### The exercise:
Please write out the material below exactly as given.

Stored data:

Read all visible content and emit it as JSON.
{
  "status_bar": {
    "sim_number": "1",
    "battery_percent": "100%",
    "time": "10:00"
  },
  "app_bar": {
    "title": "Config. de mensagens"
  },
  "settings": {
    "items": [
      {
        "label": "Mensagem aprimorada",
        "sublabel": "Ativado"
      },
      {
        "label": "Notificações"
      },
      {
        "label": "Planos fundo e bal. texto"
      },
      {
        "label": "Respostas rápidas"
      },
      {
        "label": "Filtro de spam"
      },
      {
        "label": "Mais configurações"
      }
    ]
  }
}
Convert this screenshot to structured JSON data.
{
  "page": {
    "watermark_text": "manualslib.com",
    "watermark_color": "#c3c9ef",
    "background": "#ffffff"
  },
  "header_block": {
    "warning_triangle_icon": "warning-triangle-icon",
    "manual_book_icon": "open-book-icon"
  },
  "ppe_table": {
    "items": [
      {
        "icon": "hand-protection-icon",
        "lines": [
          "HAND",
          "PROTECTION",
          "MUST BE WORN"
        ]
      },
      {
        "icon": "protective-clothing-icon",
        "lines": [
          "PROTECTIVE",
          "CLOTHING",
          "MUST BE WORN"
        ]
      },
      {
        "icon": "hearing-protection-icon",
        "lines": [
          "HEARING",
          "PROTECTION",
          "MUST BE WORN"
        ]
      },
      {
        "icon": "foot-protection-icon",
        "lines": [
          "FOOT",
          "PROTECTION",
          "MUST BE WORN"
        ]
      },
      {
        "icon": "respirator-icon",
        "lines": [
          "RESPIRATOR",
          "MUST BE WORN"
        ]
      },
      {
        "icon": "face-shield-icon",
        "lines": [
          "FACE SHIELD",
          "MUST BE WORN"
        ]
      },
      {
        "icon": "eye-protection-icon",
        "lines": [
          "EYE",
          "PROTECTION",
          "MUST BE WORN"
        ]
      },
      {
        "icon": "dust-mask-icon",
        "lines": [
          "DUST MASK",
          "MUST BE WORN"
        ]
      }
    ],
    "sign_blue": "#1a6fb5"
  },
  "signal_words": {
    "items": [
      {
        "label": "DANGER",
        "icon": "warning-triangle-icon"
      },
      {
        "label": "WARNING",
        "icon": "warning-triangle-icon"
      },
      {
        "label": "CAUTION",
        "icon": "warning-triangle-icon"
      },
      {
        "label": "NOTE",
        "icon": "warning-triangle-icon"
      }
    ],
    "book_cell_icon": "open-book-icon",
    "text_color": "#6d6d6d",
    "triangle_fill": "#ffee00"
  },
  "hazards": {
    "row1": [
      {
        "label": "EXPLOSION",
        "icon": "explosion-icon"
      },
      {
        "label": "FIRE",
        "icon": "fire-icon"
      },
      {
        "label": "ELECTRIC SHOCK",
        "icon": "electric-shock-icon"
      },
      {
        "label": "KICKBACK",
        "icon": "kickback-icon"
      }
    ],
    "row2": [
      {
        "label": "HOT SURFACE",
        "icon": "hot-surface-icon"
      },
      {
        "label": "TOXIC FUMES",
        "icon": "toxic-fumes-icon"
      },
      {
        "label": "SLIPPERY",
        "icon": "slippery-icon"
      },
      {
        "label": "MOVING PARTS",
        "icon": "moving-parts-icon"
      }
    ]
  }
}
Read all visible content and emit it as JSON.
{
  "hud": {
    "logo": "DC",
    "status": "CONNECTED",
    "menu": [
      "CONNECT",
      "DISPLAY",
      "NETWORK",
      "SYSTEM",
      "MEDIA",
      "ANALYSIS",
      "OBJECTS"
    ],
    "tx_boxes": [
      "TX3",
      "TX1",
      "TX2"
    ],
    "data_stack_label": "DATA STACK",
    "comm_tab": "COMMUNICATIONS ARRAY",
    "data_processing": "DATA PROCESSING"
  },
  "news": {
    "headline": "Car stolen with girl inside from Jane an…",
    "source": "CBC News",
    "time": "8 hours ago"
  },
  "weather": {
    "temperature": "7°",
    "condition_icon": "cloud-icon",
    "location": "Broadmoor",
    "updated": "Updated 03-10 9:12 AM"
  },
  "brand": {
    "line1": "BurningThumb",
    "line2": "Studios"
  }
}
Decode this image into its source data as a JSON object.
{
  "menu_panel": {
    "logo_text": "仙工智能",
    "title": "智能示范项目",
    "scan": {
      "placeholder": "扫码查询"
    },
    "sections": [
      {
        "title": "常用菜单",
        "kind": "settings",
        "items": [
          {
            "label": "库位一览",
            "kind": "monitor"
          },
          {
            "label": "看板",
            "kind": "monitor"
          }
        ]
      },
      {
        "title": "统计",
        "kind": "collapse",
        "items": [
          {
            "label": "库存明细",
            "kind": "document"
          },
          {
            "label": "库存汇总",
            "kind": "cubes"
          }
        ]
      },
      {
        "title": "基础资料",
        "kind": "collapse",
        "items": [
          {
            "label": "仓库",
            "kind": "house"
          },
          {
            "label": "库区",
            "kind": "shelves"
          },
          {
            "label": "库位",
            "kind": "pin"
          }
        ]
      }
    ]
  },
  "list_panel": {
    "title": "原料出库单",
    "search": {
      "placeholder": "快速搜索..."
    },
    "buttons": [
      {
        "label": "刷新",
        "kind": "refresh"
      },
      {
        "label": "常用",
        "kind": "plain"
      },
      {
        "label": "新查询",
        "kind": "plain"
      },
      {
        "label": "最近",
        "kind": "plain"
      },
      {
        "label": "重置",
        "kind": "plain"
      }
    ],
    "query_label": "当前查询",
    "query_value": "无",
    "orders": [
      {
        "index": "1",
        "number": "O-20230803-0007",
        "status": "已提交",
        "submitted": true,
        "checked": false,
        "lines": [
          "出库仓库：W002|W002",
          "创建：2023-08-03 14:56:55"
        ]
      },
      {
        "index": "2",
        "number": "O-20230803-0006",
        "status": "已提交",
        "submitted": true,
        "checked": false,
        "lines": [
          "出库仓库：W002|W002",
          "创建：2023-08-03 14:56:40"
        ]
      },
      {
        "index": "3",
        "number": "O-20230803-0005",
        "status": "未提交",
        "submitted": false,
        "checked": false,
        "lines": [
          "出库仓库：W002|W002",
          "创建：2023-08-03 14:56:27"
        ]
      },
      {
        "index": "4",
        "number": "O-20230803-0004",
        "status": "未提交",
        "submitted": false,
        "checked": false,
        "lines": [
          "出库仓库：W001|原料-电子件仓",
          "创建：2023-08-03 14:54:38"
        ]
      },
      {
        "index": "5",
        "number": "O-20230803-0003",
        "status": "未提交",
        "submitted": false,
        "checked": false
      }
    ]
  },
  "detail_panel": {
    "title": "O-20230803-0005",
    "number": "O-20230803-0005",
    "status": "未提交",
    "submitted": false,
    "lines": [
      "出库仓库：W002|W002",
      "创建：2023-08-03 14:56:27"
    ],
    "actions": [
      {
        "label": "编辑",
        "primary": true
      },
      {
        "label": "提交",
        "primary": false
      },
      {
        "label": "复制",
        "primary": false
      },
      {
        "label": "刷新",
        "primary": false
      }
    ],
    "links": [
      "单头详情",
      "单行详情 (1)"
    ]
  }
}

### Result of the task:
Read all visible content and emit it as JSON.
{
  "status_bar": {
    "sim_number": "1",
    "battery_percent": "100%",
    "time": "10:00"
  },
  "app_bar": {
    "title": "Config. de mensagens"
  },
  "settings": {
    "items": [
      {
        "label": "Mensagem aprimorada",
        "sublabel": "Ativado"
      },
      {
        "label": "Notificações"
      },
      {
        "label": "Planos fundo e bal. texto"
      },
      {
        "label": "Respostas rápidas"
      },
      {
        "label": "Filtro de spam"
      },
      {
        "label": "Mais configurações"
      }
    ]
  }
}
Convert this screenshot to structured JSON data.
{
  "page": {
    "watermark_text": "manualslib.com",
    "watermark_color": "#c3c9ef",
    "background": "#ffffff"
  },
  "header_block": {
    "warning_triangle_icon": "warning-triangle-icon",
    "manual_book_icon": "open-book-icon"
  },
  "ppe_table": {
    "items": [
      {
        "icon": "hand-protection-icon",
        "lines": [
          "HAND",
          "PROTECTION",
          "MUST BE WORN"
        ]
      },
      {
        "icon": "protective-clothing-icon",
        "lines": [
          "PROTECTIVE",
          "CLOTHING",
          "MUST BE WORN"
        ]
      },
      {
        "icon": "hearing-protection-icon",
        "lines": [
          "HEARING",
          "PROTECTION",
          "MUST BE WORN"
        ]
      },
      {
        "icon": "foot-protection-icon",
        "lines": [
          "FOOT",
          "PROTECTION",
          "MUST BE WORN"
        ]
      },
      {
        "icon": "respirator-icon",
        "lines": [
          "RESPIRATOR",
          "MUST BE WORN"
        ]
      },
      {
        "icon": "face-shield-icon",
        "lines": [
          "FACE SHIELD",
          "MUST BE WORN"
        ]
      },
      {
        "icon": "eye-protection-icon",
        "lines": [
          "EYE",
          "PROTECTION",
          "MUST BE WORN"
        ]
      },
      {
        "icon": "dust-mask-icon",
        "lines": [
          "DUST MASK",
          "MUST BE WORN"
        ]
      }
    ],
    "sign_blue": "#1a6fb5"
  },
  "signal_words": {
    "items": [
      {
        "label": "DANGER",
        "icon": "warning-triangle-icon"
      },
      {
        "label": "WARNING",
        "icon": "warning-triangle-icon"
      },
      {
        "label": "CAUTION",
        "icon": "warning-triangle-icon"
      },
      {
        "label": "NOTE",
        "icon": "warning-triangle-icon"
      }
    ],
    "book_cell_icon": "open-book-icon",
    "text_color": "#6d6d6d",
    "triangle_fill": "#ffee00"
  },
  "hazards": {
    "row1": [
      {
        "label": "EXPLOSION",
        "icon": "explosion-icon"
      },
      {
        "label": "FIRE",
        "icon": "fire-icon"
      },
      {
        "label": "ELECTRIC SHOCK",
        "icon": "electric-shock-icon"
      },
      {
        "label": "KICKBACK",
        "icon": "kickback-icon"
      }
    ],
    "row2": [
      {
        "label": "HOT SURFACE",
        "icon": "hot-surface-icon"
      },
      {
        "label": "TOXIC FUMES",
        "icon": "toxic-fumes-icon"
      },
      {
        "label": "SLIPPERY",
        "icon": "slippery-icon"
      },
      {
        "label": "MOVING PARTS",
        "icon": "moving-parts-icon"
      }
    ]
  }
}
Read all visible content and emit it as JSON.
{
  "hud": {
    "logo": "DC",
    "status": "CONNECTED",
    "menu": [
      "CONNECT",
      "DISPLAY",
      "NETWORK",
      "SYSTEM",
      "MEDIA",
      "ANALYSIS",
      "OBJECTS"
    ],
    "tx_boxes": [
      "TX3",
      "TX1",
      "TX2"
    ],
    "data_stack_label": "DATA STACK",
    "comm_tab": "COMMUNICATIONS ARRAY",
    "data_processing": "DATA PROCESSING"
  },
  "news": {
    "headline": "Car stolen with girl inside from Jane an…",
    "source": "CBC News",
    "time": "8 hours ago"
  },
  "weather": {
    "temperature": "7°",
    "condition_icon": "cloud-icon",
    "location": "Broadmoor",
    "updated": "Updated 03-10 9:12 AM"
  },
  "brand": {
    "line1": "BurningThumb",
    "line2": "Studios"
  }
}
Decode this image into its source data as a JSON object.
{
  "menu_panel": {
    "logo_text": "仙工智能",
    "title": "智能示范项目",
    "scan": {
      "placeholder": "扫码查询"
    },
    "sections": [
      {
        "title": "常用菜单",
        "kind": "settings",
        "items": [
          {
            "label": "库位一览",
            "kind": "monitor"
          },
          {
            "label": "看板",
            "kind": "monitor"
          }
        ]
      },
      {
        "title": "统计",
        "kind": "collapse",
        "items": [
          {
            "label": "库存明细",
            "kind": "document"
          },
          {
            "label": "库存汇总",
            "kind": "cubes"
          }
        ]
      },
      {
        "title": "基础资料",
        "kind": "collapse",
        "items": [
          {
            "label": "仓库",
            "kind": "house"
          },
          {
            "label": "库区",
            "kind": "shelves"
          },
          {
            "label": "库位",
            "kind": "pin"
          }
        ]
      }
    ]
  },
  "list_panel": {
    "title": "原料出库单",
    "search": {
      "placeholder": "快速搜索..."
    },
    "buttons": [
      {
        "label": "刷新",
        "kind": "refresh"
      },
      {
        "label": "常用",
        "kind": "plain"
      },
      {
        "label": "新查询",
        "kind": "plain"
      },
      {
        "label": "最近",
        "kind": "plain"
      },
      {
        "label": "重置",
        "kind": "plain"
      }
    ],
    "query_label": "当前查询",
    "query_value": "无",
    "orders": [
      {
        "index": "1",
        "number": "O-20230803-0007",
        "status": "已提交",
        "submitted": true,
        "checked": false,
        "lines": [
          "出库仓库：W002|W002",
          "创建：2023-08-03 14:56:55"
        ]
      },
      {
        "index": "2",
        "number": "O-20230803-0006",
        "status": "已提交",
        "submitted": true,
        "checked": false,
        "lines": [
          "出库仓库：W002|W002",
          "创建：2023-08-03 14:56:40"
        ]
      },
      {
        "index": "3",
        "number": "O-20230803-0005",
        "status": "未提交",
        "submitted": false,
        "checked": false,
        "lines": [
          "出库仓库：W002|W002",
          "创建：2023-08-03 14:56:27"
        ]
      },
      {
        "index": "4",
        "number": "O-20230803-0004",
        "status": "未提交",
        "submitted": false,
        "checked": false,
        "lines": [
          "出库仓库：W001|原料-电子件仓",
          "创建：2023-08-03 14:54:38"
        ]
      },
      {
        "index": "5",
        "number": "O-20230803-0003",
        "status": "未提交",
        "submitted": false,
        "checked": false
      }
    ]
  },
  "detail_panel": {
    "title": "O-20230803-0005",
    "number": "O-20230803-0005",
    "status": "未提交",
    "submitted": false,
    "lines": [
      "出库仓库：W002|W002",
      "创建：2023-08-03 14:56:27"
    ],
    "actions": [
      {
        "label": "编辑",
        "primary": true
      },
      {
        "label": "提交",
        "primary": false
      },
      {
        "label": "复制",
        "primary": false
      },
      {
        "label": "刷新",
        "primary": false
      }
    ],
    "links": [
      "单头详情",
      "单行详情 (1)"
    ]
  }
}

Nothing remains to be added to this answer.